DATA FOR THIS EXERCISE below:

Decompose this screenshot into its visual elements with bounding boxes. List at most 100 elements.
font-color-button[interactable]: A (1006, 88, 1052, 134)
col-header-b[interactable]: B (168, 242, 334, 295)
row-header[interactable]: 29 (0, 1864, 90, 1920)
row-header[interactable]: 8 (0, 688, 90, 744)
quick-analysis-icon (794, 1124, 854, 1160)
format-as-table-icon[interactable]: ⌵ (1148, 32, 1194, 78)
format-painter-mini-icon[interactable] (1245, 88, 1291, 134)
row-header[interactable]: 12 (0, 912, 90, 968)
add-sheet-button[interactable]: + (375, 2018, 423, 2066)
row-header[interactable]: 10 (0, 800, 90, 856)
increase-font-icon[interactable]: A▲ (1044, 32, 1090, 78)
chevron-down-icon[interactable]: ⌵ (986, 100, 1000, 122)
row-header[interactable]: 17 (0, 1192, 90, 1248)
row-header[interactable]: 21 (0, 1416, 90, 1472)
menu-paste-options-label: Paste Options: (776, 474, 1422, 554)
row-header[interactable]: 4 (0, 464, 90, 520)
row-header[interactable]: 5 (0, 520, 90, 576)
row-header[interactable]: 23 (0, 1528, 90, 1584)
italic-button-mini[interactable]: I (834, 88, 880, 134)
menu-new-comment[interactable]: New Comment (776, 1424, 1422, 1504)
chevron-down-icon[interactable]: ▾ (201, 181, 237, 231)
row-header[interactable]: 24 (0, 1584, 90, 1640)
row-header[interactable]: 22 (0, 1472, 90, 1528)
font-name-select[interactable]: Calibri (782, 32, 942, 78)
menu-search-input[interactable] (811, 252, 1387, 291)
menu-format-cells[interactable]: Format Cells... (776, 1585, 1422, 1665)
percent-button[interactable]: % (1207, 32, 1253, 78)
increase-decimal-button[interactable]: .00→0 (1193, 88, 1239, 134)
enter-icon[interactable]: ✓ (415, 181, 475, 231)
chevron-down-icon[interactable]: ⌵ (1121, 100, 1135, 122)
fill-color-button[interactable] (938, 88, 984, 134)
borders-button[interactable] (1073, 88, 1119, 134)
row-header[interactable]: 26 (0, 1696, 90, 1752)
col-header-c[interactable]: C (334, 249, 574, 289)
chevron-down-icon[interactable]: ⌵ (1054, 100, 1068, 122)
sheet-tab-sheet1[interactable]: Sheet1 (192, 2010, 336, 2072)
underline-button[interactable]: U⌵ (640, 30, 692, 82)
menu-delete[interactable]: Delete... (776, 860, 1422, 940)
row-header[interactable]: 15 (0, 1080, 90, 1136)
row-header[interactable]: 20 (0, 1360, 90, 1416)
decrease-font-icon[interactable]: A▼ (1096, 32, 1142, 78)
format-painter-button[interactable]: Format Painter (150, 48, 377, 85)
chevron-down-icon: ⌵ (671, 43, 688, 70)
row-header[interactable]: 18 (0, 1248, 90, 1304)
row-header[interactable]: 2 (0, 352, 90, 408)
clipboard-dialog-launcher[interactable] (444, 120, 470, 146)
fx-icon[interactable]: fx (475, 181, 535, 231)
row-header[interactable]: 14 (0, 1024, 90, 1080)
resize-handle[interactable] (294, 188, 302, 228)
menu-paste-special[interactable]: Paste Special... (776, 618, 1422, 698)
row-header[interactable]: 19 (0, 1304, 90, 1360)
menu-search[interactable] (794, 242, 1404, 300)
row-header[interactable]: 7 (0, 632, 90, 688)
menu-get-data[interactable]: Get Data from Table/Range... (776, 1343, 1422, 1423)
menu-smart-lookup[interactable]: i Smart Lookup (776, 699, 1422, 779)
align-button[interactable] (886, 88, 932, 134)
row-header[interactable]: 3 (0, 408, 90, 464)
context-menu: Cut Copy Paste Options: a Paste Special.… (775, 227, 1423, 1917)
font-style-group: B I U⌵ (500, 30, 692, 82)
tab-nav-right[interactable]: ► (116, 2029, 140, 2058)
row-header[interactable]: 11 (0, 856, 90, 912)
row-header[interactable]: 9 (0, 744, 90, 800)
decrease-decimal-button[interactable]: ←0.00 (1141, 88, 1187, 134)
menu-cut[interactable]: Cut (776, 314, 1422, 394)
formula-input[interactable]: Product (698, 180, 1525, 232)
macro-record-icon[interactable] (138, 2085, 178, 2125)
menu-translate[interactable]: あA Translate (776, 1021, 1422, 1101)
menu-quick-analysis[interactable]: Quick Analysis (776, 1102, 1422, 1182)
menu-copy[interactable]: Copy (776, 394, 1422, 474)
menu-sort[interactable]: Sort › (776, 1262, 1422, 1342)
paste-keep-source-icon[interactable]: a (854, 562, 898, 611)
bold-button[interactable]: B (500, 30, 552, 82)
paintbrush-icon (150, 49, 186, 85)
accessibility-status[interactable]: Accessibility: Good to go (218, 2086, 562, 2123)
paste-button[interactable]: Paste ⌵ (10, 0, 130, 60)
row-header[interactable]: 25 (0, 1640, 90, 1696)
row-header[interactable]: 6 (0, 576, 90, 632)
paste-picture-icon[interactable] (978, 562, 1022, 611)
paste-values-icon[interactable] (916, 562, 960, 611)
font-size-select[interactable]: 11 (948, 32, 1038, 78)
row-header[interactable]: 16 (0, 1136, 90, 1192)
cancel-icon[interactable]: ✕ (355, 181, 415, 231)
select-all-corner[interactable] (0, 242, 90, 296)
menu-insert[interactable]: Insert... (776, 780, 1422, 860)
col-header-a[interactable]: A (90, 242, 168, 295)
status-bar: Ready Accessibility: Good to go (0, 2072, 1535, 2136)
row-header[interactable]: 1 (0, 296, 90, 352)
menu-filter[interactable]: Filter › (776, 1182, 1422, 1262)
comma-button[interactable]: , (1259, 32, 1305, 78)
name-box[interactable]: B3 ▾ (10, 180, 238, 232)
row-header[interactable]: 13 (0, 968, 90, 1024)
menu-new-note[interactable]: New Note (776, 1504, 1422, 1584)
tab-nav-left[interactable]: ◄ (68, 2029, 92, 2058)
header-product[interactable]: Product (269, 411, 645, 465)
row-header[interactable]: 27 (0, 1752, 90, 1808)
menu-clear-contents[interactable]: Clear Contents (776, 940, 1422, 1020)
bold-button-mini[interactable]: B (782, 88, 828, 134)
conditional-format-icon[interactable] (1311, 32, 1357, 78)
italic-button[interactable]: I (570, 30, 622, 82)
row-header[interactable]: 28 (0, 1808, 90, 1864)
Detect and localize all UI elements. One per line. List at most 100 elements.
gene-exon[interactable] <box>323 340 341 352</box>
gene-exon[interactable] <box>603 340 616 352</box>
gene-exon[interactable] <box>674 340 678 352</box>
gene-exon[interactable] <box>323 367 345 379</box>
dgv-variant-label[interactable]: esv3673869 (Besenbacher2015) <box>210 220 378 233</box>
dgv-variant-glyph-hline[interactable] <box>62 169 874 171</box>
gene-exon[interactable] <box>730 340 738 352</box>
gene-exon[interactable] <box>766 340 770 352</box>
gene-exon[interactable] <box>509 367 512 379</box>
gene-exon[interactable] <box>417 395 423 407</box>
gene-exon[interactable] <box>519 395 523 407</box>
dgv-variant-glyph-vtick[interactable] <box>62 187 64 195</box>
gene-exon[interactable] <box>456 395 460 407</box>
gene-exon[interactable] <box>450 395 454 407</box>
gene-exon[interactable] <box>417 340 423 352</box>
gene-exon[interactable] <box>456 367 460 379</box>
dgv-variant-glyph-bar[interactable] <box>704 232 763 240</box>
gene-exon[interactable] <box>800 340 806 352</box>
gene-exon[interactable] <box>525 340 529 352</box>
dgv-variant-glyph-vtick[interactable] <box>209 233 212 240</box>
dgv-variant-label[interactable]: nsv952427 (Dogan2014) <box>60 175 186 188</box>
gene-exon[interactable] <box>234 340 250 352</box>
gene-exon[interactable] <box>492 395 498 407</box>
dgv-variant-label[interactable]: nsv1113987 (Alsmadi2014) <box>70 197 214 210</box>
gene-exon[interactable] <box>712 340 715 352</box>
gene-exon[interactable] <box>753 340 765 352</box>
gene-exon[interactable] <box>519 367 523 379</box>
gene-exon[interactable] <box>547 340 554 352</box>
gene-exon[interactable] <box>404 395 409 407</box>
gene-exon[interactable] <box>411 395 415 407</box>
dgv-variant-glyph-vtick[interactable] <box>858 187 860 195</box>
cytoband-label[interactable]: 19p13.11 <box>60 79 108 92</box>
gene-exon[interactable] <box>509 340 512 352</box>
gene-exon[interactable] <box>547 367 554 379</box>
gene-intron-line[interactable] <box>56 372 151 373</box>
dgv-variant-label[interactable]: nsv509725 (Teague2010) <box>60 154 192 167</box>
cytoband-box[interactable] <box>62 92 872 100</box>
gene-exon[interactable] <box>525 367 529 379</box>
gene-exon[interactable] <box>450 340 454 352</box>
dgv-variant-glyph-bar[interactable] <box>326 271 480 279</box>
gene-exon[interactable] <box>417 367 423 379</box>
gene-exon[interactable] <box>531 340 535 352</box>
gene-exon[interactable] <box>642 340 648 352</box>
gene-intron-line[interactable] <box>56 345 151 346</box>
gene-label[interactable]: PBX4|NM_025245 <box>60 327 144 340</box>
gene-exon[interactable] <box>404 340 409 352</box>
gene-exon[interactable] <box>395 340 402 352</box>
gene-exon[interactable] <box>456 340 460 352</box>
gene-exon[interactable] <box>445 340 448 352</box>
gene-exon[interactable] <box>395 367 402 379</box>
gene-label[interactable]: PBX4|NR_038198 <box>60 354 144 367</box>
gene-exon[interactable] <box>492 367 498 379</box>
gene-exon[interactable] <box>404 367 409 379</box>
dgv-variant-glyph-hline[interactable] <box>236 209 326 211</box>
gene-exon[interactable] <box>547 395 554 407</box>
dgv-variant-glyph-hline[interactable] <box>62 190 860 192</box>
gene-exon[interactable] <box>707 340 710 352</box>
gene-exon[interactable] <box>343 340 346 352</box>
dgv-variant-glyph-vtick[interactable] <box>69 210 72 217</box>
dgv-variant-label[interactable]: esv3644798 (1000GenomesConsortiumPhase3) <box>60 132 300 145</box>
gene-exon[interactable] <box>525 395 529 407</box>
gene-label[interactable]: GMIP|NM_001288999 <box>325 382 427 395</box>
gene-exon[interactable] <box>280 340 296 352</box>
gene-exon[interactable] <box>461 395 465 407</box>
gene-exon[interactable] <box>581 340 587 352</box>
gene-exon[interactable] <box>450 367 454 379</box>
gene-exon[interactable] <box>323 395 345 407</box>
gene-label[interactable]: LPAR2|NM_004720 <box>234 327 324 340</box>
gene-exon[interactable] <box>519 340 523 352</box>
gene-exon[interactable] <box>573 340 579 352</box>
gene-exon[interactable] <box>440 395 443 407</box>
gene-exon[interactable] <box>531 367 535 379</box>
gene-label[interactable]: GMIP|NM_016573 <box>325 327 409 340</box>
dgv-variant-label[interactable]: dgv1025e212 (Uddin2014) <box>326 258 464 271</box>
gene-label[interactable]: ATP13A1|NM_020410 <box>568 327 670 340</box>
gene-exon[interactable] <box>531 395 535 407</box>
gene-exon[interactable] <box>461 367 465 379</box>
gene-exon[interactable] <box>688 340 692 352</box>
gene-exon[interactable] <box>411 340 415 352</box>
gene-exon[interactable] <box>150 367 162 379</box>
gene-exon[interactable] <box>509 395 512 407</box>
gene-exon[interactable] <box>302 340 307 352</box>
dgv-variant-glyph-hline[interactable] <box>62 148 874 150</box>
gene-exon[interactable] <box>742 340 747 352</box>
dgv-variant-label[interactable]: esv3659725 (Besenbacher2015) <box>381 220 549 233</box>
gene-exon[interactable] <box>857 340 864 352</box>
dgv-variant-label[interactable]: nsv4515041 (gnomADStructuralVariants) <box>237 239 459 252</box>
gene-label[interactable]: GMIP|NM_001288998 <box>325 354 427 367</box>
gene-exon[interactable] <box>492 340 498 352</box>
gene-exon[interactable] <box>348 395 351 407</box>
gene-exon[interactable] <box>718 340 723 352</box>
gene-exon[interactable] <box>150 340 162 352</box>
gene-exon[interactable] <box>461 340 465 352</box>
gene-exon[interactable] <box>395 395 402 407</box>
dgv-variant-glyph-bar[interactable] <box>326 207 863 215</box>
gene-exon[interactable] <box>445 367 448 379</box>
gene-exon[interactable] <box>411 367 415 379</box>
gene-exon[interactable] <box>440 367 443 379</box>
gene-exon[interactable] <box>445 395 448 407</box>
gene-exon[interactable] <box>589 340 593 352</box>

End of DATA FOR THIS EXERCISE.

Lines holding "input" in the material above are to be reported.

* WRITTEN RESPONSE *
menu-search-input[interactable] (811, 252, 1387, 291)
formula-input[interactable]: Product (698, 180, 1525, 232)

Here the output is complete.